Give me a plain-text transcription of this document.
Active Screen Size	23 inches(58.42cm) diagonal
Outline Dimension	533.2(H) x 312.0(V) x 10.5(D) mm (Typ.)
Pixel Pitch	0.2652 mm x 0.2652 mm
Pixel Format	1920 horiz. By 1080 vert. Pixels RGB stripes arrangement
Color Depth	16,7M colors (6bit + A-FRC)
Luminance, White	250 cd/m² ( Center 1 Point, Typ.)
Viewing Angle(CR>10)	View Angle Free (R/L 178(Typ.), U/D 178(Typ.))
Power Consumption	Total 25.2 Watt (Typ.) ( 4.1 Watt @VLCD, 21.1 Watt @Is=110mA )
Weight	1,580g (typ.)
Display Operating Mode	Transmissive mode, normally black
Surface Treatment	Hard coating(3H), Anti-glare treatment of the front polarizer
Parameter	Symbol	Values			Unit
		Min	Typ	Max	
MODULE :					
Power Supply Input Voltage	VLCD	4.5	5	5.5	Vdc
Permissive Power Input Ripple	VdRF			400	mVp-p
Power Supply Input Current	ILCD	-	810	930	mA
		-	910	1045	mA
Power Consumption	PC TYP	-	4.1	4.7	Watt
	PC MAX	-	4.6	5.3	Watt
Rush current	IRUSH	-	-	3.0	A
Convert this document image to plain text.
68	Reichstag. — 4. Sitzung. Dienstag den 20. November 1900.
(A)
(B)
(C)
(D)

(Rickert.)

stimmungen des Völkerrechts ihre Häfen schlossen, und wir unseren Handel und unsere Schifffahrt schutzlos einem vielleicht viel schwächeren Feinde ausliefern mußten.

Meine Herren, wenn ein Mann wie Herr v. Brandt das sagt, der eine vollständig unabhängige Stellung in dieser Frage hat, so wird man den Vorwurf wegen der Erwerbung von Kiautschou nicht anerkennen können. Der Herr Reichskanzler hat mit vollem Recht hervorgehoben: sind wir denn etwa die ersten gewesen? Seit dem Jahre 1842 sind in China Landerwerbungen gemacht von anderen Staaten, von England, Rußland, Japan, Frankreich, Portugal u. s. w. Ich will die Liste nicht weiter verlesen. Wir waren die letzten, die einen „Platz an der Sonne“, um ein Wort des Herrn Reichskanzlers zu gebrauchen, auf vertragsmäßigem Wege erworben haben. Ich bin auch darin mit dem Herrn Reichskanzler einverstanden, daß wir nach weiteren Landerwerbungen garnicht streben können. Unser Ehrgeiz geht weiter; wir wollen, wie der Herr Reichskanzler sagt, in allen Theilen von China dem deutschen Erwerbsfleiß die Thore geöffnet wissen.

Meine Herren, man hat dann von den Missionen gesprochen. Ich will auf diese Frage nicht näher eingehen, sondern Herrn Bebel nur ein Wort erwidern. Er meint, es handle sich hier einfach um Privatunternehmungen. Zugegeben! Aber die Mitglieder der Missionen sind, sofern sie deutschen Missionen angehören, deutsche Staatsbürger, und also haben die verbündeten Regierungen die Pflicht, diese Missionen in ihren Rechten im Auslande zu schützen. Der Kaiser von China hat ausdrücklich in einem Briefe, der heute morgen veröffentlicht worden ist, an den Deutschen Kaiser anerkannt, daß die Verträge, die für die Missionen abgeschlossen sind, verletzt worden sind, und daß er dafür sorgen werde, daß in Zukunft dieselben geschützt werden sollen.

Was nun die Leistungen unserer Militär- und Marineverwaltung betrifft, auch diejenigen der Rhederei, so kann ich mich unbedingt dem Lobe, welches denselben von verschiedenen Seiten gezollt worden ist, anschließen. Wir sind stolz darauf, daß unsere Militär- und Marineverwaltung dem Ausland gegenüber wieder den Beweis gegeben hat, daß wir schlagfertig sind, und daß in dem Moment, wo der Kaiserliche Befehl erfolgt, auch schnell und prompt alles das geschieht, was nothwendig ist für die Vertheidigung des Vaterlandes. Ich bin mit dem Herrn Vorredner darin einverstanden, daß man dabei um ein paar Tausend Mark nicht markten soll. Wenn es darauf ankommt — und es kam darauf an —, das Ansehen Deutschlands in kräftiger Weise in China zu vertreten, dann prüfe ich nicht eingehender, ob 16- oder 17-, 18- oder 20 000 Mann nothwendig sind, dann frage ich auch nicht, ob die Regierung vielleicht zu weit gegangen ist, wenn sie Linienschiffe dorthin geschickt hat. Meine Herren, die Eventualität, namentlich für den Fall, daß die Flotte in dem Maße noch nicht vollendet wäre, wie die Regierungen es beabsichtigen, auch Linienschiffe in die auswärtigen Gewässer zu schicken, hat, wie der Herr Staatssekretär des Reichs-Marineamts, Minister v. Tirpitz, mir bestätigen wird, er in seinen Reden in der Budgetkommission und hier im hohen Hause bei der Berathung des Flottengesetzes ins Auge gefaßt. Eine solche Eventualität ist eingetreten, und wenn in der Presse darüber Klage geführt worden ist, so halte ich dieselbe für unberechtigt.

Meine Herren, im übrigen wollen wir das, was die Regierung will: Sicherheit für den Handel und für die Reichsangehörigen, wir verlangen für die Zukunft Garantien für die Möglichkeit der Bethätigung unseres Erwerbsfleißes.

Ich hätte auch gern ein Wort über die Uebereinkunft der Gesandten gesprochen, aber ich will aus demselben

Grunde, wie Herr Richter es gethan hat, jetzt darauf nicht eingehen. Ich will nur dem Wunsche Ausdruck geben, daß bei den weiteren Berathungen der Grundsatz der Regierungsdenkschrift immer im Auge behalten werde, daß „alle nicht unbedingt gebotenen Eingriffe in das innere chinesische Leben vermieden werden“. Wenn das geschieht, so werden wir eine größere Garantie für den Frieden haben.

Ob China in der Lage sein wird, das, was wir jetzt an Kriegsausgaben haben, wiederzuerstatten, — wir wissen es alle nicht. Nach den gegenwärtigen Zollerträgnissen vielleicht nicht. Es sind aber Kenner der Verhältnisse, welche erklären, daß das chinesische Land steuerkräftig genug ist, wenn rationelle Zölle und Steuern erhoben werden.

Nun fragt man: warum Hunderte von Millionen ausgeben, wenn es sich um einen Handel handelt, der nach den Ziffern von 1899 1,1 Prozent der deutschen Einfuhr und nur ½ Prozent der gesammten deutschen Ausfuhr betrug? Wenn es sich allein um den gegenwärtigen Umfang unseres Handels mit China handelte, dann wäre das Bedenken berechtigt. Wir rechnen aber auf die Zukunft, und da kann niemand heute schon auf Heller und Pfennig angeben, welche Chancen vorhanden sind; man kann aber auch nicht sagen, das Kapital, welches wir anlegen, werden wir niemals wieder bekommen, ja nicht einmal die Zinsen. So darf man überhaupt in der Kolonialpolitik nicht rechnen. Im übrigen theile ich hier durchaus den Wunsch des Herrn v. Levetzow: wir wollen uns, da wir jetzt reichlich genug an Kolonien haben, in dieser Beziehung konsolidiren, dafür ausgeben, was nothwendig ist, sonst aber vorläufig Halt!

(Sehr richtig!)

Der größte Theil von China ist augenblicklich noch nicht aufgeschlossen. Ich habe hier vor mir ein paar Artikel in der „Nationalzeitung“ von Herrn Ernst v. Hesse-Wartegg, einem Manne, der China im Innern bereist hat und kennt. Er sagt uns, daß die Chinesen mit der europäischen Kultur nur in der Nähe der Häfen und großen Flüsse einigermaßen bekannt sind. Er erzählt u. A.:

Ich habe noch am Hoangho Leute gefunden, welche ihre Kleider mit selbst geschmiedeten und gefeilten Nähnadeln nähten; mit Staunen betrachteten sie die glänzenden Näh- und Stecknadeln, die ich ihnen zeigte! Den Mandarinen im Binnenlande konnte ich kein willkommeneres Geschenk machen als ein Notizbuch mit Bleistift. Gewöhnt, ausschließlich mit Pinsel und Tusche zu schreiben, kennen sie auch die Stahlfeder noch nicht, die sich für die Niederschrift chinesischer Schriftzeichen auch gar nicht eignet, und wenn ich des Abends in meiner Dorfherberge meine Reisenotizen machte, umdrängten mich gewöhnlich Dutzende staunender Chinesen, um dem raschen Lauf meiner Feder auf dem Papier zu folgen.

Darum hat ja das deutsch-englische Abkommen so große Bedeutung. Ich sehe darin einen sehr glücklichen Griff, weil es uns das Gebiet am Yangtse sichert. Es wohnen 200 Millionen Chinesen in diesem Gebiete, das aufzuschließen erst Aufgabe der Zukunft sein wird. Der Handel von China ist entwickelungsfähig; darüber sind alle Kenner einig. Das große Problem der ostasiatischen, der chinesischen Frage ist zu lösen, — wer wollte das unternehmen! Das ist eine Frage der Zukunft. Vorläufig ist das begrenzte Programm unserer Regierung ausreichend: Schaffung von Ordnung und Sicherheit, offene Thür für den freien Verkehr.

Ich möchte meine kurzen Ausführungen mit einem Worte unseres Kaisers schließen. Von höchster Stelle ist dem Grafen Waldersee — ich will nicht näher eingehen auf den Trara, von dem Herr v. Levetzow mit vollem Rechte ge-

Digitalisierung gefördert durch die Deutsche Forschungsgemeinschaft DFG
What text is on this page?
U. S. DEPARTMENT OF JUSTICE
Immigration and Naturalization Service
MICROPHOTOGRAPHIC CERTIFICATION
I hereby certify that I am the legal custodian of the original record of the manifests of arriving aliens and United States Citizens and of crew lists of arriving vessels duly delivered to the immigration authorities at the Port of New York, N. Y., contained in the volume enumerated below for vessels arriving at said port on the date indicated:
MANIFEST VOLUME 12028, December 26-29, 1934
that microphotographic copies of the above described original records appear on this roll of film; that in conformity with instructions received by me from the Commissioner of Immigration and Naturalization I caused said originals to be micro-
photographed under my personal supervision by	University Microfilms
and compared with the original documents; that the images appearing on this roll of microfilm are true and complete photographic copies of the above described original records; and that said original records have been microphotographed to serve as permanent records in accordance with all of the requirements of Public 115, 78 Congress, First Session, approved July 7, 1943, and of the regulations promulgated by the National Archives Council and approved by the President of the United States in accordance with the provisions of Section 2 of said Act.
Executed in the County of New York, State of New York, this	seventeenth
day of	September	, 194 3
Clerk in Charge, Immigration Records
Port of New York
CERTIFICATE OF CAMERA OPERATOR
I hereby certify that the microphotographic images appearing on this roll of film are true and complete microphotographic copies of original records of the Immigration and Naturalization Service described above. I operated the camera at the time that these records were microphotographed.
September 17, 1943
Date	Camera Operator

Your task:
Tell how many lines above contain the word "plain". Give the number alone.

Complete response:
2